Text:
Walkthrough Part 2 — Accessibility and Compatibility Plans

This lesson continues the ShopRight plan walkthrough. Part 1 covered Performance and Security. Here the focus is on Accessibility, Compatibility, Localisation, and Reliability — followed by a worked Resources section that consolidates every tool, environment, and team dependency.

Accessibility testing plan

Regulatory obligation

WCAG 2.1 Level AA is not a recommendation for ShopRight — it is a legal requirement under the UK Equality Act 2010. The accessibility plan must be designed to produce evidence of compliance, not just to fix the most obvious issues. Evidence matters: if a complaint is filed post-launch, ShopRight needs documentation showing systematic testing was conducted.

Automated scanning (Month 1 onwards)

axe-core is integrated into the Playwright end-to-end test suite from Month 1. Every automated E2E test run includes an axe scan of the pages it traverses. Any new critical or serious violation introduced by a pull request fails the build.

Automated scanning covers approximately 30–40% of WCAG 2.1 AA criteria — specifically the machine-detectable ones: missing alt text, insufficient colour contrast, form inputs without labels, missing language attribute, and keyboard traps. The remaining 60–70% requires manual testing.

Manual WCAG audit (Month 2)

A structured manual audit is conducted against all user-facing screens in Month 2, following the WCAG 2.1 AA success criteria checklist. Priority screens:

Homepage and navigation
Product listing and search results
Product detail page
Basket and checkout (all steps)
Account creation and login
Order history and tracking
Mobile app equivalent screens (post-agency handover)

The audit uses the WebAIM WCAG 2.1 checklist as a reference. Each success criterion is marked Pass, Fail, or Not Applicable. Fails are filed as bugs with severity aligned to the WCAG impact: Level A failures are Critical; Level AA failures are High.

Two screen readers are tested: NVDA with Firefox on Windows (most common screen reader combination among assistive technology users) and VoiceOver with Safari on macOS and iOS.

The test protocol is journey-based, not criteria-based — a screen reader user must be able to complete the same three journeys used in performance testing (browse and search, checkout, account actions) without sighted assistance. Any journey that cannot be completed end-to-end is a Critical finding.

Acceptance criteria

Criterion	Target
axe-core Critical violations in CI	Zero (blocks merge from Month 1)
WCAG Level A violations at launch	Zero
WCAG Level AA violations at launch	Zero
Screen reader: checkout journey completable (NVDA)	Yes
Screen reader: checkout journey completable (VoiceOver iOS)	Yes
Colour contrast ratio (normal text)	≥ 4.5:1

Compatibility testing plan

Browser and device matrix

The ShopRight user analytics are not available yet (the legacy platform did not capture detailed browser data). The plan defaults to StatCounter UK data as a proxy until real analytics are available post-launch.

Based on UK market data, the tier-1 browsers are Chrome (desktop and Android), Safari (macOS and iOS), and Edge. Firefox and Samsung Internet are tier-2.

Records supplied:
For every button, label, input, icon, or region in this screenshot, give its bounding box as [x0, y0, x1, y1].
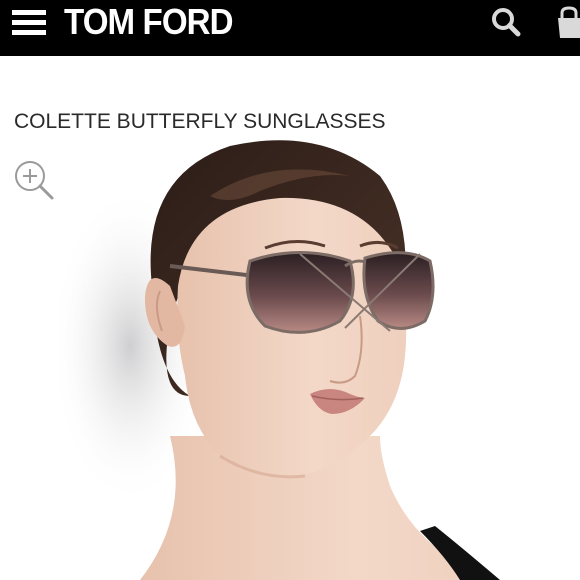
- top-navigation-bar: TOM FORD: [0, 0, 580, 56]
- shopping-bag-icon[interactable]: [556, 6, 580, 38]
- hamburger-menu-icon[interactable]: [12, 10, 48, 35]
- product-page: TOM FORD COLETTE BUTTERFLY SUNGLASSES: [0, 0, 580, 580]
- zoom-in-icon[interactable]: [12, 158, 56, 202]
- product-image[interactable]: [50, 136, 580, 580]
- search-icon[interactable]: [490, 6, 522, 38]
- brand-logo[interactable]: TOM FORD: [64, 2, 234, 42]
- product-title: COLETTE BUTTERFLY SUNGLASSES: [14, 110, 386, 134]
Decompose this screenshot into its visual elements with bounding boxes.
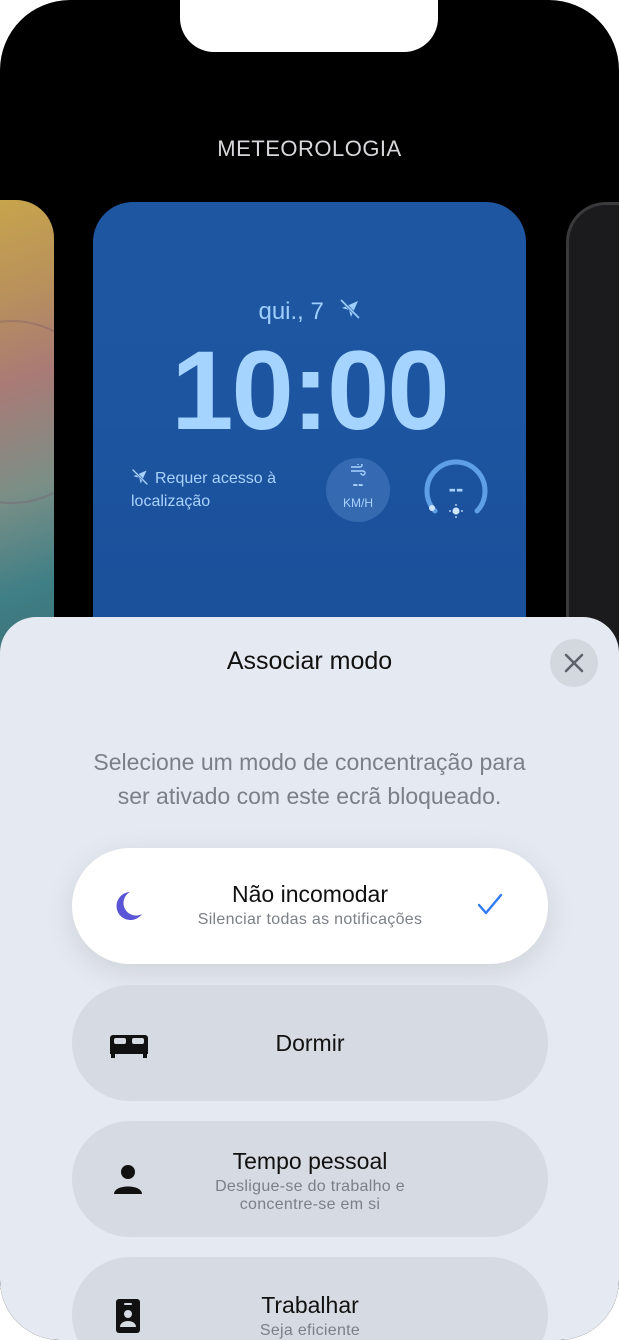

* * *

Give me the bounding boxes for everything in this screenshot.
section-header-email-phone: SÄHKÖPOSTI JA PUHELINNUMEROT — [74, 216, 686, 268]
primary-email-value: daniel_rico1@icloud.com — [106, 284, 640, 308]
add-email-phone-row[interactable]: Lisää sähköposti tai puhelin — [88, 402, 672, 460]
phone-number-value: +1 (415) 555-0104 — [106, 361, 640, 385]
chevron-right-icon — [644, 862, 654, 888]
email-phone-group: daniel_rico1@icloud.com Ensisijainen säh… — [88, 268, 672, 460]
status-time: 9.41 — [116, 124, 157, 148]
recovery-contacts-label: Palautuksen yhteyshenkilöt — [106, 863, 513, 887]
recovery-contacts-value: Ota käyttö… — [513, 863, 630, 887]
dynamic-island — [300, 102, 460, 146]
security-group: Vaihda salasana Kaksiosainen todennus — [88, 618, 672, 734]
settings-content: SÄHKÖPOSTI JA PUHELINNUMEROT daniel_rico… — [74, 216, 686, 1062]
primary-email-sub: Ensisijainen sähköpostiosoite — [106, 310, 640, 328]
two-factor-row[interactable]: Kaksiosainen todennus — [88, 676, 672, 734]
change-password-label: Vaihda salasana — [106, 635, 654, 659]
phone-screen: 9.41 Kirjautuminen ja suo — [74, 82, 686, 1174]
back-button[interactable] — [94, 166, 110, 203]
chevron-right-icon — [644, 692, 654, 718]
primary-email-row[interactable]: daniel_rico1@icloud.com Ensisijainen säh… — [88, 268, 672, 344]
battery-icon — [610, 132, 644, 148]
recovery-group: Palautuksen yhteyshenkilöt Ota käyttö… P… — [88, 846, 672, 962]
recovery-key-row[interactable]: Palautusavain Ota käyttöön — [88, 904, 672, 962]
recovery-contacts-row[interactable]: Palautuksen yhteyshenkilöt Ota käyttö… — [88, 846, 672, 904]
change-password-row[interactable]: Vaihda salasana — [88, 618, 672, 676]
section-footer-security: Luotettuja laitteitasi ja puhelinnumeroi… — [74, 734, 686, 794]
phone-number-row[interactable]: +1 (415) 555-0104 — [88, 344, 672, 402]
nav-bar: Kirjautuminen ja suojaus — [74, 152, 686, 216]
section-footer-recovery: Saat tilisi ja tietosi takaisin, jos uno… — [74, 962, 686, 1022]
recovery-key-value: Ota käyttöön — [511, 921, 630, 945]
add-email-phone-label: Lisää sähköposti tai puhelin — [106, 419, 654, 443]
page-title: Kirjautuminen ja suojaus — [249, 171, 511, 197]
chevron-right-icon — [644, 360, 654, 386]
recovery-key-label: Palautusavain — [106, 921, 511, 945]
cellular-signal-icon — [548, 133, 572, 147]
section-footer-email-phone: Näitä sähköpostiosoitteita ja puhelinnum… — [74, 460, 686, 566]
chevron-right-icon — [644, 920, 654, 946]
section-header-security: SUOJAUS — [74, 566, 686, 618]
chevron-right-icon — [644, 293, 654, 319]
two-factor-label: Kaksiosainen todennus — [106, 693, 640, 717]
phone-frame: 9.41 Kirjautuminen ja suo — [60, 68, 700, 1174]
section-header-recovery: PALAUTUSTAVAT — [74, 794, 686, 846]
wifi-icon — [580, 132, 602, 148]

Task list:
1. From the ShopRight testing walkthrough, extract everything from "This lesson continues" down to "(Month 1 onwards)".
2. List the priority screens named for the manual WCAG audit in the ShopRight testing walkthrough.
3. Carry on the ShopRight testing walkthrough from its last sentence.

Responses for each task:
1.
This lesson continues the ShopRight plan walkthrough. Part 1 covered Performance and Security. Here the focus is on Accessibility, Compatibility, Localisation, and Reliability — followed by a worked Resources section that consolidates every tool, environment, and team dependency.

Accessibility testing plan

Regulatory obligation

WCAG 2.1 Level AA is not a recommendation for ShopRight — it is a legal requirement under the UK Equality Act 2010. The accessibility plan must be designed to produce evidence of compliance, not just to fix the most obvious issues. Evidence matters: if a complaint is filed post-launch, ShopRight needs documentation showing systematic testing was conducted.

Automated scanning (Month 1 onwards)

2.
- Homepage and navigation
- Product listing and search results
- Product detail page
- Basket and checkout (all steps)
- Account creation and login
- Order history and tracking
- Mobile app equivalent screens (post-agency handover)

3.
Test execution strategy — three tiers of coverage

Smoke (Every PR)

Chrome latest (desktop)
Safari latest (macOS)
iOS Safari (iPhone 15 class)
3 critical paths only
Login → Browse → Checkout
Runs in ~5 minutes via BrowserStack

Regression (Every PR, Chromium)

Chrome latest (desktop)
Chrome on Android (Pixel 8 class)
Full Playwright test suite
All user journeys
All form interactions
Fast — one browser only

Full Matrix (Weekly)

Chrome, Edge, Firefox (desktop)
Safari macOS, Safari iOS
Android Chrome, Samsung Internet
Tablet: iPad, Galaxy Tab
Viewport drag: 320px → 1920px
All Playwright tests × all browsers

This tiered strategy prevents the matrix from becoming a bottleneck. Running the full browser matrix on every pull request would slow down the pipeline unacceptably — smoke tests on the two most important browsers give fast feedback, while the weekly full matrix catches regressions before they accumulate.

Responsive testing protocol

Responsive testing is incorporated into the Playwright suite using per-test viewport configuration. Three viewport configurations are tested in the full regression suite:

Mobile: 375×812 (iPhone 14 equivalent)
Tablet: 768×1024 (iPad portrait)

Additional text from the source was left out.